(Dataset items)
-- Start --

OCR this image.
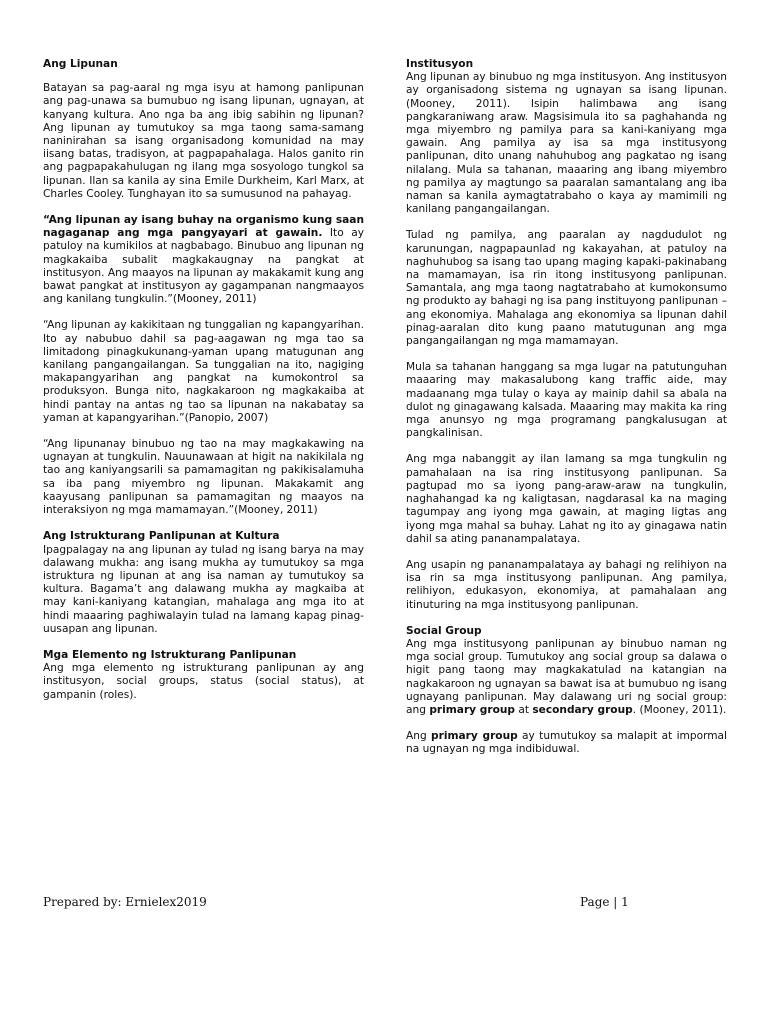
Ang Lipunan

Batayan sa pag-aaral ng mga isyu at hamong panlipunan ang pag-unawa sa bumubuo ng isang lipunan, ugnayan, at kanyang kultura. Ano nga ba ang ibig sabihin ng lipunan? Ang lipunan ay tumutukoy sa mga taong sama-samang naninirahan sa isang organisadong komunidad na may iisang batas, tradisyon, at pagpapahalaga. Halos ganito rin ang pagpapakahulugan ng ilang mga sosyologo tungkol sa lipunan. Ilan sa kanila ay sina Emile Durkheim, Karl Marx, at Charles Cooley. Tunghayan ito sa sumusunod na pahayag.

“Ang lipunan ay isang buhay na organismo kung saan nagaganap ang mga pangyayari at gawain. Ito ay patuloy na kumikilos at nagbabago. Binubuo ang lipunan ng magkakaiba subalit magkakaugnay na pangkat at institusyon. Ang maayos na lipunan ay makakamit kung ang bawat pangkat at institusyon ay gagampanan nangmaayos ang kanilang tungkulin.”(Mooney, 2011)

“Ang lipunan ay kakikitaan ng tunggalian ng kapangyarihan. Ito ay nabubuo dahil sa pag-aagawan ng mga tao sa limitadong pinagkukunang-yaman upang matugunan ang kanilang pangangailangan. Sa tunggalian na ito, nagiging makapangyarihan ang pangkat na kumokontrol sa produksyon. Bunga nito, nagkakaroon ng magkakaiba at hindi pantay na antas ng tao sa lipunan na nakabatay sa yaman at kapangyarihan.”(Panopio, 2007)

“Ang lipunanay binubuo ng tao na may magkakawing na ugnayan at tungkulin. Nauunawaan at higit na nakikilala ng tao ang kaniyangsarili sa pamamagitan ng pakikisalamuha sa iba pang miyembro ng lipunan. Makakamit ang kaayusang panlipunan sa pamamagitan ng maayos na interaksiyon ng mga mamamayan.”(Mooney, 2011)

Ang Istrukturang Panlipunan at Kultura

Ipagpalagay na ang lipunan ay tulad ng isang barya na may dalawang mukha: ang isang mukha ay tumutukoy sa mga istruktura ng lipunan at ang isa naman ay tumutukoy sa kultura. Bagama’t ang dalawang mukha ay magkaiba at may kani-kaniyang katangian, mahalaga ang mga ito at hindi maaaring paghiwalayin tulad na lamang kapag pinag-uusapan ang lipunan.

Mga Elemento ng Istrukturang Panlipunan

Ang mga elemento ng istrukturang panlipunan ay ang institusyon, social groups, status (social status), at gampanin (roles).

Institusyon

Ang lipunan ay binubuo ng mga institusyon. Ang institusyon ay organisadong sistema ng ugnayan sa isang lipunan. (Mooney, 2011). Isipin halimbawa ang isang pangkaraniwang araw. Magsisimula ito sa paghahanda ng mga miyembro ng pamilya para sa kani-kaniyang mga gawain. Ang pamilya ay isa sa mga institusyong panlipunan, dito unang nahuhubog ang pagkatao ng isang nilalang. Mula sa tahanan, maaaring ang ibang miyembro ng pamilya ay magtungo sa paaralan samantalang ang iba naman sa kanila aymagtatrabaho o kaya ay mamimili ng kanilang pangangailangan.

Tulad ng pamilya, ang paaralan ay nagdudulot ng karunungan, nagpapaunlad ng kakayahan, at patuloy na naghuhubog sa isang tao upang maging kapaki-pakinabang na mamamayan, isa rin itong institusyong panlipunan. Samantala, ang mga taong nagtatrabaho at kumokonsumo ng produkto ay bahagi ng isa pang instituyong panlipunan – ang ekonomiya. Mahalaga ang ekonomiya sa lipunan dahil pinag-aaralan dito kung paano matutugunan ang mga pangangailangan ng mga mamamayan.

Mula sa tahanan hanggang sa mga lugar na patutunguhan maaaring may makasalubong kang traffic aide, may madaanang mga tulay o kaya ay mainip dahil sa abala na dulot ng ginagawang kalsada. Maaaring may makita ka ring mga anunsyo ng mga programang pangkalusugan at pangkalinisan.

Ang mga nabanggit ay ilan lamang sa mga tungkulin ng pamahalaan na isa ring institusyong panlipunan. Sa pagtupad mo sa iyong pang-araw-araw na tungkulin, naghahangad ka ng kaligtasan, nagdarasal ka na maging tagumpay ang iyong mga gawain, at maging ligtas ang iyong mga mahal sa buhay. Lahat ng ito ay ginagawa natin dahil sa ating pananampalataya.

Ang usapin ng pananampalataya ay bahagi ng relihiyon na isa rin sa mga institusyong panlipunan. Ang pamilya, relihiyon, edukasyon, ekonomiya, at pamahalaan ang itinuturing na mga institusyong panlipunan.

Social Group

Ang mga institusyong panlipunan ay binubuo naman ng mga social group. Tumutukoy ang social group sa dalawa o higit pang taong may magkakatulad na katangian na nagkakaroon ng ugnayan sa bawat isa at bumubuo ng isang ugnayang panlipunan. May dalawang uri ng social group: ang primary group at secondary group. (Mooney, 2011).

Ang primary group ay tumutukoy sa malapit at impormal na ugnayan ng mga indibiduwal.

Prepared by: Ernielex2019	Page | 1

-- End --
-- Start --

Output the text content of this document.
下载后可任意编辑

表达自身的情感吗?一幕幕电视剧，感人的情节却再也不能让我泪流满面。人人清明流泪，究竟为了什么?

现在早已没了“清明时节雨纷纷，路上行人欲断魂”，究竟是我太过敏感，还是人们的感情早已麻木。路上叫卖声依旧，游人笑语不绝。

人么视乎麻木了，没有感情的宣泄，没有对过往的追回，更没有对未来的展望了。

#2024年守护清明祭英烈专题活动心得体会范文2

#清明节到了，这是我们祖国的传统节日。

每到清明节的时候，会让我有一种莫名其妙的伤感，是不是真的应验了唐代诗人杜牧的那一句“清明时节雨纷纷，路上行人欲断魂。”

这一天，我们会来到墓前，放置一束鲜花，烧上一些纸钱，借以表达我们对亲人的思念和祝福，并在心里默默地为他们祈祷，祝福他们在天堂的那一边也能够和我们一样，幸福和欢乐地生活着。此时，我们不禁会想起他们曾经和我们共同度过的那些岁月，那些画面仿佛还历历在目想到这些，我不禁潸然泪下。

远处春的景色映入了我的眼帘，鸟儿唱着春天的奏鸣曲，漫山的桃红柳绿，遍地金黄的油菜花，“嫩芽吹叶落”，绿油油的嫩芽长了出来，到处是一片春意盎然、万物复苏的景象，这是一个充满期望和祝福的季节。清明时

-- End --

How many lines of the listing above include the word "maayos"? Reply with the number alone.

[CORRECT RESULT] 2